* Set task:
The data must be written out once more, precisely as given.

* Excerpted records:
-=-=-=-=-

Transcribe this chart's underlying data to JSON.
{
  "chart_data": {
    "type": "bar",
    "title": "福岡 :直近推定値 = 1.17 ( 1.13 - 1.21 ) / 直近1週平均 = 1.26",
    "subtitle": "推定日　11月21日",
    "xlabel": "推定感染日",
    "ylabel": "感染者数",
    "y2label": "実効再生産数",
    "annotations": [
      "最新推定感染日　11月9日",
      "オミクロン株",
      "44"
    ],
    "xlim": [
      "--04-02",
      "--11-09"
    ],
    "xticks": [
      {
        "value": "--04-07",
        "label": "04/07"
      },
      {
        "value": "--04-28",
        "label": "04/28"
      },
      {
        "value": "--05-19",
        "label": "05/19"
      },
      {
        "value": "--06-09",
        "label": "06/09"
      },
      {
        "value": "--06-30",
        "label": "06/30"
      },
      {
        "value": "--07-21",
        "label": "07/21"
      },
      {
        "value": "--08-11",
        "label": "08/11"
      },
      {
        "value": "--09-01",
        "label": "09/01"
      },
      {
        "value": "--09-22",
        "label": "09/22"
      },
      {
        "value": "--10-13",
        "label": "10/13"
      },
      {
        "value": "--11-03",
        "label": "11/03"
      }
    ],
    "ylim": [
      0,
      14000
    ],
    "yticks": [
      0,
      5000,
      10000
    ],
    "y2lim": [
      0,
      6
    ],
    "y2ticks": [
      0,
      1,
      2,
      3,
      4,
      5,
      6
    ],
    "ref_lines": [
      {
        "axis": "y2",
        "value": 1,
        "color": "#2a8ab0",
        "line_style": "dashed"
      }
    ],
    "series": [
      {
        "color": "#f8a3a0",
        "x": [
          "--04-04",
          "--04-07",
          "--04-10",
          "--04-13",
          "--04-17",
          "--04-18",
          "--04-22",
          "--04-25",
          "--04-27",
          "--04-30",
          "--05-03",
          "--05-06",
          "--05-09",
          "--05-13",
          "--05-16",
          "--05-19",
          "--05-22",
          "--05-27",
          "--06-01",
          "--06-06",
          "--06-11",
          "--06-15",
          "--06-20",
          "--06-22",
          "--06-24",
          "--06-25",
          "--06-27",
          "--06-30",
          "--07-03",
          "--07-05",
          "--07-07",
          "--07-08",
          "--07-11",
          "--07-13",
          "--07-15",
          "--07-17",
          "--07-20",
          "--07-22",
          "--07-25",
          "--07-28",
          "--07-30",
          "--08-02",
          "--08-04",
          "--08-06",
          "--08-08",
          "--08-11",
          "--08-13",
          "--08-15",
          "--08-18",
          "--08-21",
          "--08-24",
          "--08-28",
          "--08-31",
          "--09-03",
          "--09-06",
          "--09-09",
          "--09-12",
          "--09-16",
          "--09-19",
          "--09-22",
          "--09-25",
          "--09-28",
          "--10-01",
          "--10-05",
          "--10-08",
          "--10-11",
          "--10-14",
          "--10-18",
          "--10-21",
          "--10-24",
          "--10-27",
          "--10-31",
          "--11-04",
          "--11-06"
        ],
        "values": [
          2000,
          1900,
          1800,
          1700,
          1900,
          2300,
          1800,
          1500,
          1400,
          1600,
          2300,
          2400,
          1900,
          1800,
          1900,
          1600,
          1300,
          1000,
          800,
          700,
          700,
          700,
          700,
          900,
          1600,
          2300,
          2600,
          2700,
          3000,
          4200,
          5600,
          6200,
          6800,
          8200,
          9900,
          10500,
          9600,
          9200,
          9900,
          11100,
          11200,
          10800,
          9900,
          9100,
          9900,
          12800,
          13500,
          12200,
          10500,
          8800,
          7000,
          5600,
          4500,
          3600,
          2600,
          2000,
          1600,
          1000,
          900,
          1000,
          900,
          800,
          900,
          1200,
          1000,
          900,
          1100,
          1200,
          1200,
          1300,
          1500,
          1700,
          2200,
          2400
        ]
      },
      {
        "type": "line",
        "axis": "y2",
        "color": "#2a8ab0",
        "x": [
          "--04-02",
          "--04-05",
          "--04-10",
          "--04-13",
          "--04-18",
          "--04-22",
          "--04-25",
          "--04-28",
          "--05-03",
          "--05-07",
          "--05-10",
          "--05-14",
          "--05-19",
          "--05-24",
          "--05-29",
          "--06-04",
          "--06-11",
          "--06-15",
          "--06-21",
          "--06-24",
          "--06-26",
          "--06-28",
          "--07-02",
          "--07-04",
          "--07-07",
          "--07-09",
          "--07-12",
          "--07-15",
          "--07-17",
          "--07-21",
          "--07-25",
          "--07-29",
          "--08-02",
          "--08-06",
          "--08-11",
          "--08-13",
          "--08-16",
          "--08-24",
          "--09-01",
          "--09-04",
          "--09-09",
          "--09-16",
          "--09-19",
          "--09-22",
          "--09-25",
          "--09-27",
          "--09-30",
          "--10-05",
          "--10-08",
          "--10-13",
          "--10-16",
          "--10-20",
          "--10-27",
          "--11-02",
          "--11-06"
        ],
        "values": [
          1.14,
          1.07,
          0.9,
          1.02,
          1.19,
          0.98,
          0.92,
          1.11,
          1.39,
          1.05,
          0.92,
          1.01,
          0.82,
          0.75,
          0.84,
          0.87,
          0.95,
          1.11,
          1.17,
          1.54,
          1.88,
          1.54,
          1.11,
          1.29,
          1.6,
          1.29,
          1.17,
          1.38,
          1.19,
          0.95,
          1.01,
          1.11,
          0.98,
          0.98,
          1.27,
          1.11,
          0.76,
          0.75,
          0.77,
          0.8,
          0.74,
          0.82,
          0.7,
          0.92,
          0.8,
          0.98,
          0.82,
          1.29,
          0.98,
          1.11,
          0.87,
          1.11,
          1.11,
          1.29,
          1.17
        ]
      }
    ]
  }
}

-=-=-=-=-

* Result of the exercise:
Transcribe this chart's underlying data to JSON.
{
  "chart_data": {
    "type": "bar",
    "title": "福岡 :直近推定値 = 1.17 ( 1.13 - 1.21 ) / 直近1週平均 = 1.26",
    "subtitle": "推定日　11月21日",
    "xlabel": "推定感染日",
    "ylabel": "感染者数",
    "y2label": "実効再生産数",
    "annotations": [
      "最新推定感染日　11月9日",
      "オミクロン株",
      "44"
    ],
    "xlim": [
      "--04-02",
      "--11-09"
    ],
    "xticks": [
      {
        "value": "--04-07",
        "label": "04/07"
      },
      {
        "value": "--04-28",
        "label": "04/28"
      },
      {
        "value": "--05-19",
        "label": "05/19"
      },
      {
        "value": "--06-09",
        "label": "06/09"
      },
      {
        "value": "--06-30",
        "label": "06/30"
      },
      {
        "value": "--07-21",
        "label": "07/21"
      },
      {
        "value": "--08-11",
        "label": "08/11"
      },
      {
        "value": "--09-01",
        "label": "09/01"
      },
      {
        "value": "--09-22",
        "label": "09/22"
      },
      {
        "value": "--10-13",
        "label": "10/13"
      },
      {
        "value": "--11-03",
        "label": "11/03"
      }
    ],
    "ylim": [
      0,
      14000
    ],
    "yticks": [
      0,
      5000,
      10000
    ],
    "y2lim": [
      0,
      6
    ],
    "y2ticks": [
      0,
      1,
      2,
      3,
      4,
      5,
      6
    ],
    "ref_lines": [
      {
        "axis": "y2",
        "value": 1,
        "color": "#2a8ab0",
        "line_style": "dashed"
      }
    ],
    "series": [
      {
        "color": "#f8a3a0",
        "x": [
          "--04-04",
          "--04-07",
          "--04-10",
          "--04-13",
          "--04-17",
          "--04-18",
          "--04-22",
          "--04-25",
          "--04-27",
          "--04-30",
          "--05-03",
          "--05-06",
          "--05-09",
          "--05-13",
          "--05-16",
          "--05-19",
          "--05-22",
          "--05-27",
          "--06-01",
          "--06-06",
          "--06-11",
          "--06-15",
          "--06-20",
          "--06-22",
          "--06-24",
          "--06-25",
          "--06-27",
          "--06-30",
          "--07-03",
          "--07-05",
          "--07-07",
          "--07-08",
          "--07-11",
          "--07-13",
          "--07-15",
          "--07-17",
          "--07-20",
          "--07-22",
          "--07-25",
          "--07-28",
          "--07-30",
          "--08-02",
          "--08-04",
          "--08-06",
          "--08-08",
          "--08-11",
          "--08-13",
          "--08-15",
          "--08-18",
          "--08-21",
          "--08-24",
          "--08-28",
          "--08-31",
          "--09-03",
          "--09-06",
          "--09-09",
          "--09-12",
          "--09-16",
          "--09-19",
          "--09-22",
          "--09-25",
          "--09-28",
          "--10-01",
          "--10-05",
          "--10-08",
          "--10-11",
          "--10-14",
          "--10-18",
          "--10-21",
          "--10-24",
          "--10-27",
          "--10-31",
          "--11-04",
          "--11-06"
        ],
        "values": [
          2000,
          1900,
          1800,
          1700,
          1900,
          2300,
          1800,
          1500,
          1400,
          1600,
          2300,
          2400,
          1900,
          1800,
          1900,
          1600,
          1300,
          1000,
          800,
          700,
          700,
          700,
          700,
          900,
          1600,
          2300,
          2600,
          2700,
          3000,
          4200,
          5600,
          6200,
          6800,
          8200,
          9900,
          10500,
          9600,
          9200,
          9900,
          11100,
          11200,
          10800,
          9900,
          9100,
          9900,
          12800,
          13500,
          12200,
          10500,
          8800,
          7000,
          5600,
          4500,
          3600,
          2600,
          2000,
          1600,
          1000,
          900,
          1000,
          900,
          800,
          900,
          1200,
          1000,
          900,
          1100,
          1200,
          1200,
          1300,
          1500,
          1700,
          2200,
          2400
        ]
      },
      {
        "type": "line",
        "axis": "y2",
        "color": "#2a8ab0",
        "x": [
          "--04-02",
          "--04-05",
          "--04-10",
          "--04-13",
          "--04-18",
          "--04-22",
          "--04-25",
          "--04-28",
          "--05-03",
          "--05-07",
          "--05-10",
          "--05-14",
          "--05-19",
          "--05-24",
          "--05-29",
          "--06-04",
          "--06-11",
          "--06-15",
          "--06-21",
          "--06-24",
          "--06-26",
          "--06-28",
          "--07-02",
          "--07-04",
          "--07-07",
          "--07-09",
          "--07-12",
          "--07-15",
          "--07-17",
          "--07-21",
          "--07-25",
          "--07-29",
          "--08-02",
          "--08-06",
          "--08-11",
          "--08-13",
          "--08-16",
          "--08-24",
          "--09-01",
          "--09-04",
          "--09-09",
          "--09-16",
          "--09-19",
          "--09-22",
          "--09-25",
          "--09-27",
          "--09-30",
          "--10-05",
          "--10-08",
          "--10-13",
          "--10-16",
          "--10-20",
          "--10-27",
          "--11-02",
          "--11-06"
        ],
        "values": [
          1.14,
          1.07,
          0.9,
          1.02,
          1.19,
          0.98,
          0.92,
          1.11,
          1.39,
          1.05,
          0.92,
          1.01,
          0.82,
          0.75,
          0.84,
          0.87,
          0.95,
          1.11,
          1.17,
          1.54,
          1.88,
          1.54,
          1.11,
          1.29,
          1.6,
          1.29,
          1.17,
          1.38,
          1.19,
          0.95,
          1.01,
          1.11,
          0.98,
          0.98,
          1.27,
          1.11,
          0.76,
          0.75,
          0.77,
          0.8,
          0.74,
          0.82,
          0.7,
          0.92,
          0.8,
          0.98,
          0.82,
          1.29,
          0.98,
          1.11,
          0.87,
          1.11,
          1.11,
          1.29,
          1.17
        ]
      }
    ]
  }
}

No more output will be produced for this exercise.